Written exercise - Below are the records; reproduce all of them exactly but without any images.

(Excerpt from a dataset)
———
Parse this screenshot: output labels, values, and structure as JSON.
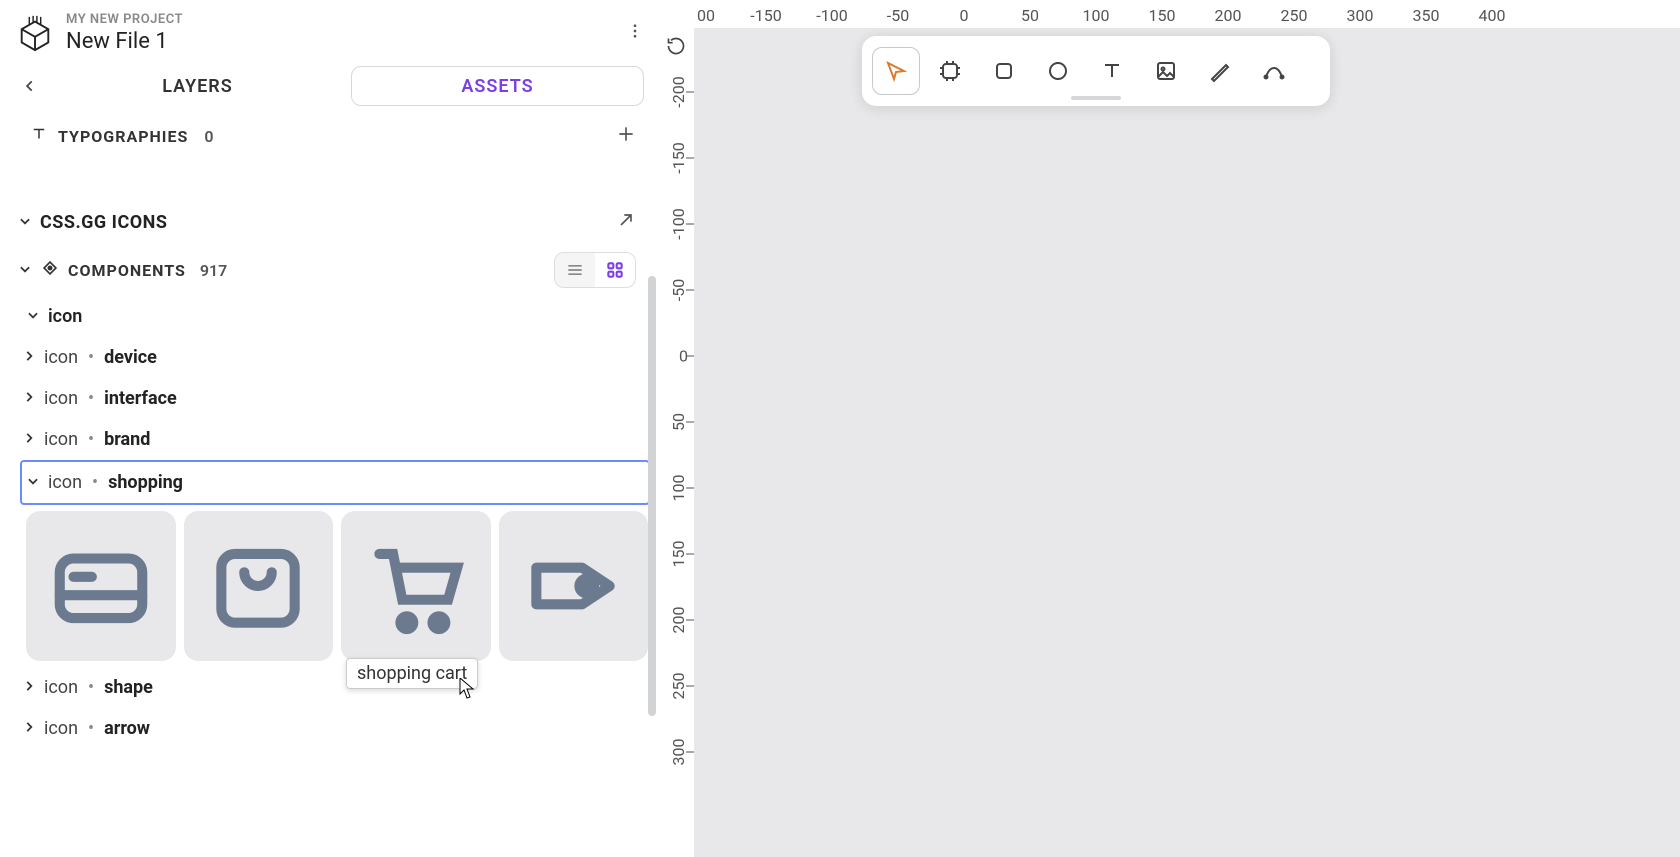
{
  "project": {
    "name": "MY NEW PROJECT",
    "file": "New File 1"
  },
  "tabs": {
    "layers": "LAYERS",
    "assets": "ASSETS"
  },
  "typographies": {
    "label": "TYPOGRAPHIES",
    "count": "0"
  },
  "library": {
    "name": "CSS.GG ICONS"
  },
  "components": {
    "label": "COMPONENTS",
    "count": "917"
  },
  "categories": {
    "root": "icon",
    "items": [
      {
        "prefix": "icon",
        "name": "device",
        "expanded": false,
        "selected": false
      },
      {
        "prefix": "icon",
        "name": "interface",
        "expanded": false,
        "selected": false
      },
      {
        "prefix": "icon",
        "name": "brand",
        "expanded": false,
        "selected": false
      },
      {
        "prefix": "icon",
        "name": "shopping",
        "expanded": true,
        "selected": true
      },
      {
        "prefix": "icon",
        "name": "shape",
        "expanded": false,
        "selected": false
      },
      {
        "prefix": "icon",
        "name": "arrow",
        "expanded": false,
        "selected": false
      }
    ]
  },
  "thumbnails": [
    {
      "icon": "credit-card"
    },
    {
      "icon": "shopping-bag"
    },
    {
      "icon": "shopping-cart"
    },
    {
      "icon": "price-tag"
    }
  ],
  "tooltip": "shopping cart",
  "top_ruler": [
    "00",
    "-150",
    "-100",
    "-50",
    "0",
    "50",
    "100",
    "150",
    "200",
    "250",
    "300",
    "350",
    "400"
  ],
  "left_ruler": [
    "-200",
    "-150",
    "-100",
    "-50",
    "0",
    "50",
    "100",
    "150",
    "200",
    "250",
    "300"
  ],
  "tools": [
    {
      "id": "move",
      "active": true
    },
    {
      "id": "frame",
      "active": false
    },
    {
      "id": "rect",
      "active": false
    },
    {
      "id": "ellipse",
      "active": false
    },
    {
      "id": "text",
      "active": false
    },
    {
      "id": "image",
      "active": false
    },
    {
      "id": "pen",
      "active": false
    },
    {
      "id": "curve",
      "active": false
    }
  ]
}
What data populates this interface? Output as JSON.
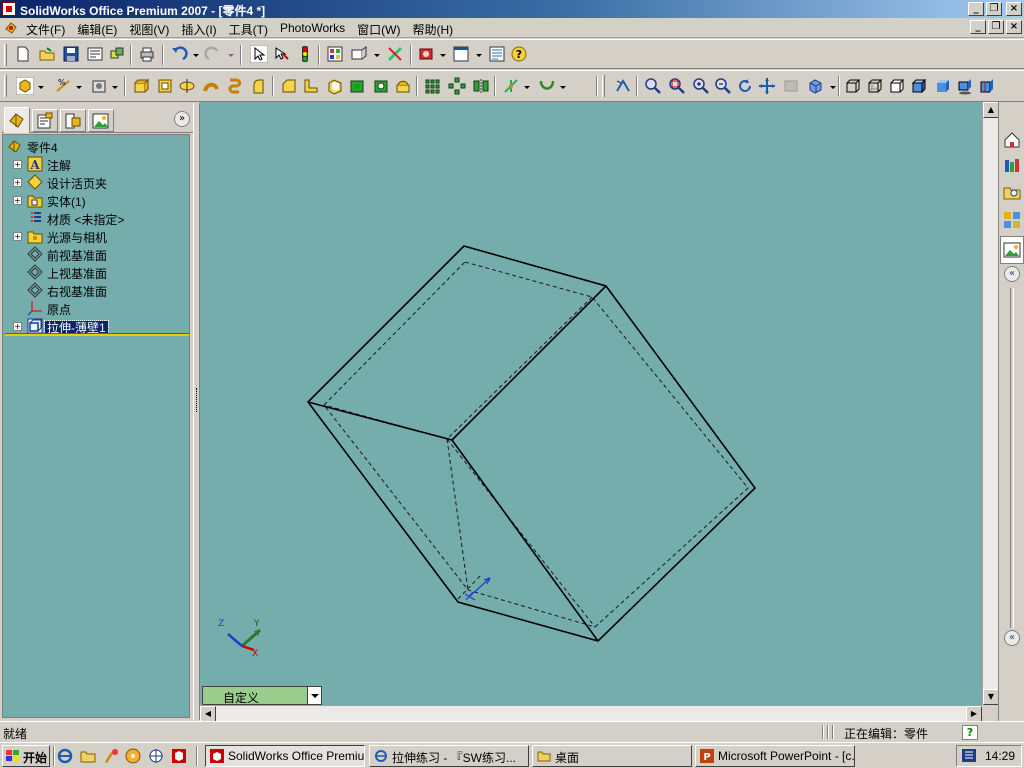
{
  "window": {
    "title": "SolidWorks Office Premium 2007 - [零件4 *]",
    "controls": {
      "minimize": "_",
      "restore": "❐",
      "close": "×"
    }
  },
  "menu": {
    "items": [
      "文件(F)",
      "编辑(E)",
      "视图(V)",
      "插入(I)",
      "工具(T)",
      "PhotoWorks",
      "窗口(W)",
      "帮助(H)"
    ]
  },
  "feature_tree": {
    "root": "零件4",
    "items": [
      {
        "label": "注解",
        "icon": "annotations-icon",
        "expandable": true
      },
      {
        "label": "设计活页夹",
        "icon": "design-binder-icon",
        "expandable": true
      },
      {
        "label": "实体(1)",
        "icon": "solid-bodies-icon",
        "expandable": true
      },
      {
        "label": "材质 <未指定>",
        "icon": "material-icon",
        "expandable": false
      },
      {
        "label": "光源与相机",
        "icon": "lights-cameras-icon",
        "expandable": true
      },
      {
        "label": "前视基准面",
        "icon": "plane-icon",
        "expandable": false
      },
      {
        "label": "上视基准面",
        "icon": "plane-icon",
        "expandable": false
      },
      {
        "label": "右视基准面",
        "icon": "plane-icon",
        "expandable": false
      },
      {
        "label": "原点",
        "icon": "origin-icon",
        "expandable": false
      },
      {
        "label": "拉伸-薄壁1",
        "icon": "extrude-thin-icon",
        "expandable": true,
        "selected": true
      }
    ]
  },
  "viewport": {
    "background": "#75adad",
    "view_orientation": "自定义",
    "triad": {
      "x": "X",
      "y": "Y",
      "z": "Z"
    }
  },
  "status": {
    "left": "就绪",
    "right": "正在编辑：零件",
    "help": "?"
  },
  "taskbar": {
    "start": "开始",
    "tasks": [
      {
        "label": "SolidWorks Office Premiu...",
        "active": true
      },
      {
        "label": "拉伸练习 - 『SW练习...",
        "active": false
      },
      {
        "label": "桌面",
        "active": false
      },
      {
        "label": "Microsoft PowerPoint - [c...",
        "active": false
      }
    ],
    "clock": "14:29"
  },
  "colors": {
    "viewport_bg": "#75adad",
    "tree_bg": "#75adad",
    "selection": "#0a246a",
    "title_gradient_start": "#0a246a",
    "rollback_bar": "#e8d000"
  }
}
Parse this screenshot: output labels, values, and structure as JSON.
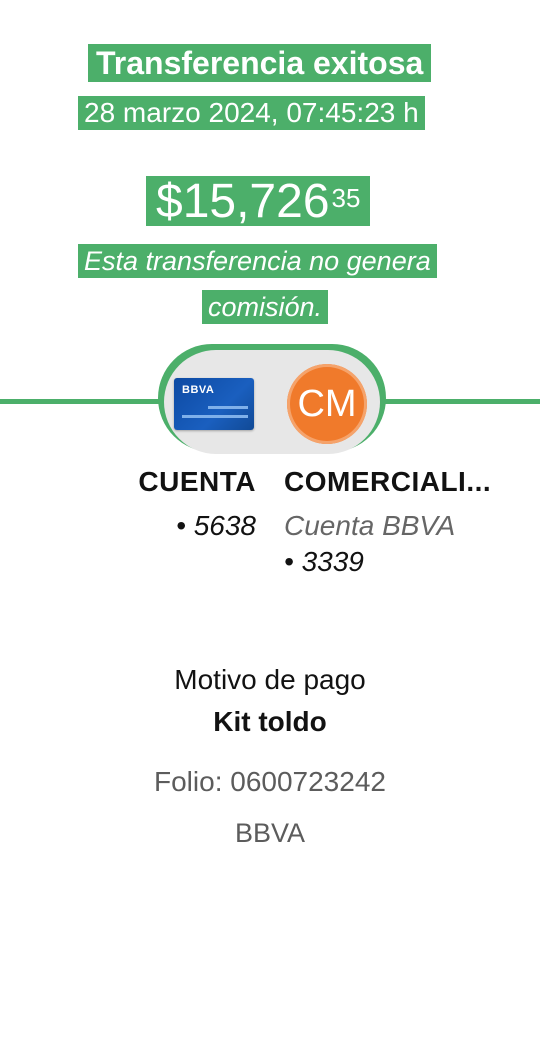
{
  "header": {
    "title": "Transferencia exitosa",
    "datetime": "28 marzo 2024, 07:45:23 h"
  },
  "amount": {
    "main": "$15,726",
    "cents": "35"
  },
  "note": {
    "line1": "Esta transferencia no genera",
    "line2": "comisión."
  },
  "from_account": {
    "card_brand": "BBVA",
    "label": "CUENTA",
    "number": "• 5638"
  },
  "to_account": {
    "initials": "CM",
    "label": "COMERCIALI...",
    "bank": "Cuenta BBVA",
    "number": "• 3339"
  },
  "details": {
    "motivo_label": "Motivo de pago",
    "motivo_value": "Kit toldo",
    "folio": "Folio: 0600723242",
    "bank": "BBVA"
  },
  "colors": {
    "accent_green": "#4caf6a",
    "avatar_orange": "#f07a2b",
    "card_blue": "#0d4aa3"
  }
}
———
Reply to the exercise -
Parse this screenshot: output labels, values, and structure as JSON.
{
  "project": {
    "name": "MY NEW PROJECT",
    "file": "New File 1"
  },
  "tabs": {
    "layers": "LAYERS",
    "assets": "ASSETS"
  },
  "typographies": {
    "label": "TYPOGRAPHIES",
    "count": "0"
  },
  "library": {
    "name": "CSS.GG ICONS"
  },
  "components": {
    "label": "COMPONENTS",
    "count": "917"
  },
  "categories": {
    "root": "icon",
    "items": [
      {
        "prefix": "icon",
        "name": "device",
        "expanded": false,
        "selected": false
      },
      {
        "prefix": "icon",
        "name": "interface",
        "expanded": false,
        "selected": false
      },
      {
        "prefix": "icon",
        "name": "brand",
        "expanded": false,
        "selected": false
      },
      {
        "prefix": "icon",
        "name": "shopping",
        "expanded": true,
        "selected": true
      },
      {
        "prefix": "icon",
        "name": "shape",
        "expanded": false,
        "selected": false
      },
      {
        "prefix": "icon",
        "name": "arrow",
        "expanded": false,
        "selected": false
      }
    ]
  },
  "thumbnails": [
    {
      "icon": "credit-card"
    },
    {
      "icon": "shopping-bag"
    },
    {
      "icon": "shopping-cart"
    },
    {
      "icon": "price-tag"
    }
  ],
  "tooltip": "shopping cart",
  "top_ruler": [
    "00",
    "-150",
    "-100",
    "-50",
    "0",
    "50",
    "100",
    "150",
    "200",
    "250",
    "300",
    "350",
    "400"
  ],
  "left_ruler": [
    "-200",
    "-150",
    "-100",
    "-50",
    "0",
    "50",
    "100",
    "150",
    "200",
    "250",
    "300"
  ],
  "tools": [
    {
      "id": "move",
      "active": true
    },
    {
      "id": "frame",
      "active": false
    },
    {
      "id": "rect",
      "active": false
    },
    {
      "id": "ellipse",
      "active": false
    },
    {
      "id": "text",
      "active": false
    },
    {
      "id": "image",
      "active": false
    },
    {
      "id": "pen",
      "active": false
    },
    {
      "id": "curve",
      "active": false
    }
  ]
}
What data populates this interface? Output as JSON.
{
  "window": {
    "title": "SolidWorks Office Premium 2007 - [零件4 *]",
    "controls": {
      "minimize": "_",
      "restore": "❐",
      "close": "×"
    }
  },
  "menu": {
    "items": [
      "文件(F)",
      "编辑(E)",
      "视图(V)",
      "插入(I)",
      "工具(T)",
      "PhotoWorks",
      "窗口(W)",
      "帮助(H)"
    ]
  },
  "feature_tree": {
    "root": "零件4",
    "items": [
      {
        "label": "注解",
        "icon": "annotations-icon",
        "expandable": true
      },
      {
        "label": "设计活页夹",
        "icon": "design-binder-icon",
        "expandable": true
      },
      {
        "label": "实体(1)",
        "icon": "solid-bodies-icon",
        "expandable": true
      },
      {
        "label": "材质 <未指定>",
        "icon": "material-icon",
        "expandable": false
      },
      {
        "label": "光源与相机",
        "icon": "lights-cameras-icon",
        "expandable": true
      },
      {
        "label": "前视基准面",
        "icon": "plane-icon",
        "expandable": false
      },
      {
        "label": "上视基准面",
        "icon": "plane-icon",
        "expandable": false
      },
      {
        "label": "右视基准面",
        "icon": "plane-icon",
        "expandable": false
      },
      {
        "label": "原点",
        "icon": "origin-icon",
        "expandable": false
      },
      {
        "label": "拉伸-薄壁1",
        "icon": "extrude-thin-icon",
        "expandable": true,
        "selected": true
      }
    ]
  },
  "viewport": {
    "background": "#75adad",
    "view_orientation": "自定义",
    "triad": {
      "x": "X",
      "y": "Y",
      "z": "Z"
    }
  },
  "status": {
    "left": "就绪",
    "right": "正在编辑：零件",
    "help": "?"
  },
  "taskbar": {
    "start": "开始",
    "tasks": [
      {
        "label": "SolidWorks Office Premiu...",
        "active": true
      },
      {
        "label": "拉伸练习 - 『SW练习...",
        "active": false
      },
      {
        "label": "桌面",
        "active": false
      },
      {
        "label": "Microsoft PowerPoint - [c...",
        "active": false
      }
    ],
    "clock": "14:29"
  },
  "colors": {
    "viewport_bg": "#75adad",
    "tree_bg": "#75adad",
    "selection": "#0a246a",
    "title_gradient_start": "#0a246a",
    "rollback_bar": "#e8d000"
  }
}
Parse this screenshot: output labels, values, and structure as JSON.
{
  "header": {
    "title": "Transferencia exitosa",
    "datetime": "28 marzo 2024, 07:45:23 h"
  },
  "amount": {
    "main": "$15,726",
    "cents": "35"
  },
  "note": {
    "line1": "Esta transferencia no genera",
    "line2": "comisión."
  },
  "from_account": {
    "card_brand": "BBVA",
    "label": "CUENTA",
    "number": "• 5638"
  },
  "to_account": {
    "initials": "CM",
    "label": "COMERCIALI...",
    "bank": "Cuenta BBVA",
    "number": "• 3339"
  },
  "details": {
    "motivo_label": "Motivo de pago",
    "motivo_value": "Kit toldo",
    "folio": "Folio: 0600723242",
    "bank": "BBVA"
  },
  "colors": {
    "accent_green": "#4caf6a",
    "avatar_orange": "#f07a2b",
    "card_blue": "#0d4aa3"
  }
}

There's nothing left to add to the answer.